• [EXERCISE DESCRIPTION]:
Extract the text of each entry below exactly, leaving every image behind.

• [WORKING DATA]:
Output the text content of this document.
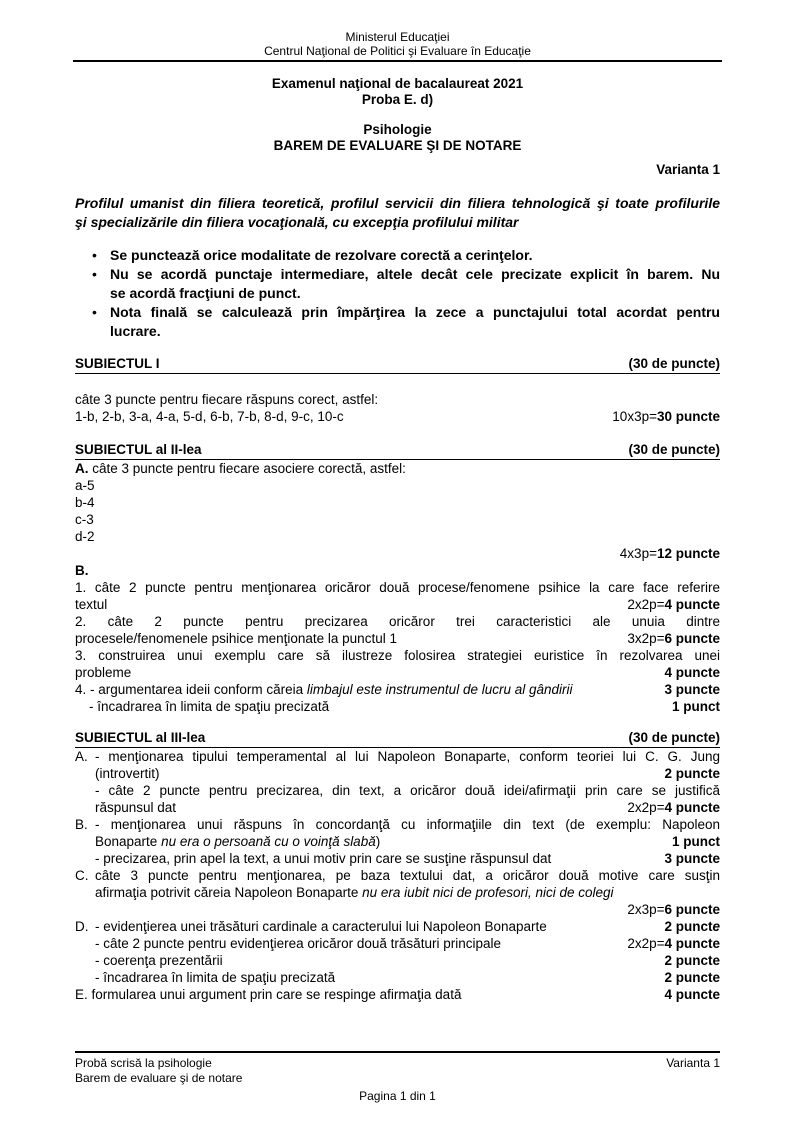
Ministerul Educaţiei
Centrul Naţional de Politici şi Evaluare în Educaţie
Examenul naţional de bacalaureat 2021
Proba E. d)
Psihologie
BAREM DE EVALUARE ŞI DE NOTARE
Varianta 1
Profilul umanist din filiera teoretică, profilul servicii din filiera tehnologică şi toate profilurile
şi specializările din filiera vocaţională, cu excepţia profilului militar
• Se punctează orice modalitate de rezolvare corectă a cerinţelor.
• Nu se acordă punctaje intermediare, altele decât cele precizate explicit în barem. Nu
se acordă fracţiuni de punct.
• Nota finală se calculează prin împărţirea la zece a punctajului total acordat pentru
lucrare.
SUBIECTUL I	(30 de puncte)
câte 3 puncte pentru fiecare răspuns corect, astfel:
1-b, 2-b, 3-a, 4-a, 5-d, 6-b, 7-b, 8-d, 9-c, 10-c	10x3p=30 puncte
SUBIECTUL al II-lea	(30 de puncte)
A. câte 3 puncte pentru fiecare asociere corectă, astfel:
a-5
b-4
c-3
d-2
4x3p=12 puncte
B.
1. câte 2 puncte pentru menţionarea oricăror două procese/fenomene psihice la care face referire
textul	2x2p=4 puncte
2. câte 2 puncte pentru precizarea oricăror trei caracteristici ale unuia dintre
procesele/fenomenele psihice menţionate la punctul 1	3x2p=6 puncte
3. construirea unui exemplu care să ilustreze folosirea strategiei euristice în rezolvarea unei
probleme	4 puncte
4. - argumentarea ideii conform căreia limbajul este instrumentul de lucru al gândirii	3 puncte
- încadrarea în limita de spaţiu precizată	1 punct
SUBIECTUL al III-lea	(30 de puncte)
A. - menţionarea tipului temperamental al lui Napoleon Bonaparte, conform teoriei lui C. G. Jung
(introvertit)	2 puncte
- câte 2 puncte pentru precizarea, din text, a oricăror două idei/afirmaţii prin care se justifică
răspunsul dat	2x2p=4 puncte
B. - menţionarea unui răspuns în concordanţă cu informaţiile din text (de exemplu: Napoleon
Bonaparte nu era o persoană cu o voinţă slabă)	1 punct
- precizarea, prin apel la text, a unui motiv prin care se susţine răspunsul dat	3 puncte
C. câte 3 puncte pentru menţionarea, pe baza textului dat, a oricăror două motive care susţin
afirmaţia potrivit căreia Napoleon Bonaparte nu era iubit nici de profesori, nici de colegi
2x3p=6 puncte
D. - evidenţierea unei trăsături cardinale a caracterului lui Napoleon Bonaparte	2 puncte
- câte 2 puncte pentru evidenţierea oricăror două trăsături principale	2x2p=4 puncte
- coerenţa prezentării	2 puncte
- încadrarea în limita de spaţiu precizată	2 puncte
E. formularea unui argument prin care se respinge afirmaţia dată	4 puncte
Probă scrisă la psihologie	Varianta 1
Barem de evaluare şi de notare
Pagina 1 din 1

• [EXERCISE SOLUTION]:
Output the text content of this document.
Ministerul Educaţiei
Centrul Naţional de Politici şi Evaluare în Educaţie
Examenul naţional de bacalaureat 2021
Proba E. d)
Psihologie
BAREM DE EVALUARE ŞI DE NOTARE
Varianta 1
Profilul umanist din filiera teoretică, profilul servicii din filiera tehnologică şi toate profilurile
şi specializările din filiera vocaţională, cu excepţia profilului militar
• Se punctează orice modalitate de rezolvare corectă a cerinţelor.
• Nu se acordă punctaje intermediare, altele decât cele precizate explicit în barem. Nu
se acordă fracţiuni de punct.
• Nota finală se calculează prin împărţirea la zece a punctajului total acordat pentru
lucrare.
SUBIECTUL I	(30 de puncte)
câte 3 puncte pentru fiecare răspuns corect, astfel:
1-b, 2-b, 3-a, 4-a, 5-d, 6-b, 7-b, 8-d, 9-c, 10-c	10x3p=30 puncte
SUBIECTUL al II-lea	(30 de puncte)
A. câte 3 puncte pentru fiecare asociere corectă, astfel:
a-5
b-4
c-3
d-2
4x3p=12 puncte
B.
1. câte 2 puncte pentru menţionarea oricăror două procese/fenomene psihice la care face referire
textul	2x2p=4 puncte
2. câte 2 puncte pentru precizarea oricăror trei caracteristici ale unuia dintre
procesele/fenomenele psihice menţionate la punctul 1	3x2p=6 puncte
3. construirea unui exemplu care să ilustreze folosirea strategiei euristice în rezolvarea unei
probleme	4 puncte
4. - argumentarea ideii conform căreia limbajul este instrumentul de lucru al gândirii	3 puncte
- încadrarea în limita de spaţiu precizată	1 punct
SUBIECTUL al III-lea	(30 de puncte)
A. - menţionarea tipului temperamental al lui Napoleon Bonaparte, conform teoriei lui C. G. Jung
(introvertit)	2 puncte
- câte 2 puncte pentru precizarea, din text, a oricăror două idei/afirmaţii prin care se justifică
răspunsul dat	2x2p=4 puncte
B. - menţionarea unui răspuns în concordanţă cu informaţiile din text (de exemplu: Napoleon
Bonaparte nu era o persoană cu o voinţă slabă)	1 punct
- precizarea, prin apel la text, a unui motiv prin care se susţine răspunsul dat	3 puncte
C. câte 3 puncte pentru menţionarea, pe baza textului dat, a oricăror două motive care susţin
afirmaţia potrivit căreia Napoleon Bonaparte nu era iubit nici de profesori, nici de colegi
2x3p=6 puncte
D. - evidenţierea unei trăsături cardinale a caracterului lui Napoleon Bonaparte	2 puncte
- câte 2 puncte pentru evidenţierea oricăror două trăsături principale	2x2p=4 puncte
- coerenţa prezentării	2 puncte
- încadrarea în limita de spaţiu precizată	2 puncte
E. formularea unui argument prin care se respinge afirmaţia dată	4 puncte
Probă scrisă la psihologie	Varianta 1
Barem de evaluare şi de notare
Pagina 1 din 1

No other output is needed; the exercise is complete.